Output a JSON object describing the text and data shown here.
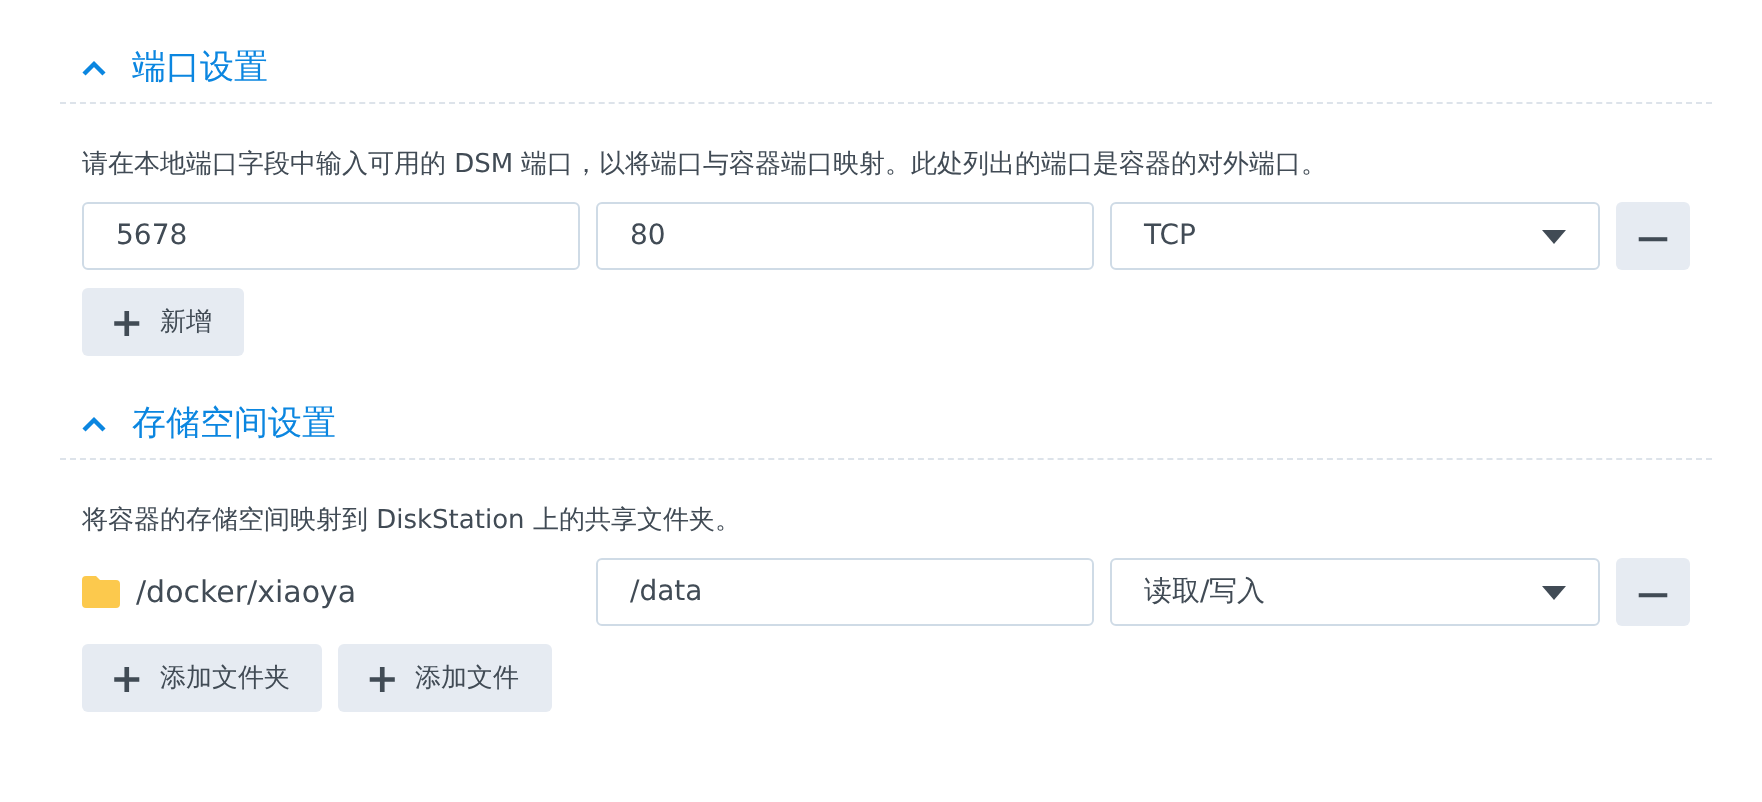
{
  "sections": [
    {
      "title": "端口设置",
      "expanded": true,
      "description": "请在本地端口字段中输入可用的 DSM 端口，以将端口与容器端口映射。此处列出的端口是容器的对外端口。",
      "rows": [
        {
          "cells": [
            {
              "kind": "input",
              "value": "5678"
            },
            {
              "kind": "input",
              "value": "80"
            },
            {
              "kind": "select",
              "value": "TCP"
            }
          ],
          "remove": "—"
        }
      ],
      "add_buttons": [
        {
          "icon": "+",
          "label": "新增"
        }
      ]
    },
    {
      "title": "存储空间设置",
      "expanded": true,
      "description": "将容器的存储空间映射到 DiskStation 上的共享文件夹。",
      "rows": [
        {
          "cells": [
            {
              "kind": "folder",
              "value": "/docker/xiaoya"
            },
            {
              "kind": "input",
              "value": "/data"
            },
            {
              "kind": "select",
              "value": "读取/写入"
            }
          ],
          "remove": "—"
        }
      ],
      "add_buttons": [
        {
          "icon": "+",
          "label": "添加文件夹"
        },
        {
          "icon": "+",
          "label": "添加文件"
        }
      ]
    }
  ]
}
◆ ◆ ◆
> YOUR INSTRUCTIONS: Copy the listing over exactly, skipping the pictures it holds.

> WRITTEN ANSWER:
Output a JSON object describing the text and data shown here.
{
  "sections": [
    {
      "title": "端口设置",
      "expanded": true,
      "description": "请在本地端口字段中输入可用的 DSM 端口，以将端口与容器端口映射。此处列出的端口是容器的对外端口。",
      "rows": [
        {
          "cells": [
            {
              "kind": "input",
              "value": "5678"
            },
            {
              "kind": "input",
              "value": "80"
            },
            {
              "kind": "select",
              "value": "TCP"
            }
          ],
          "remove": "—"
        }
      ],
      "add_buttons": [
        {
          "icon": "+",
          "label": "新增"
        }
      ]
    },
    {
      "title": "存储空间设置",
      "expanded": true,
      "description": "将容器的存储空间映射到 DiskStation 上的共享文件夹。",
      "rows": [
        {
          "cells": [
            {
              "kind": "folder",
              "value": "/docker/xiaoya"
            },
            {
              "kind": "input",
              "value": "/data"
            },
            {
              "kind": "select",
              "value": "读取/写入"
            }
          ],
          "remove": "—"
        }
      ],
      "add_buttons": [
        {
          "icon": "+",
          "label": "添加文件夹"
        },
        {
          "icon": "+",
          "label": "添加文件"
        }
      ]
    }
  ]
}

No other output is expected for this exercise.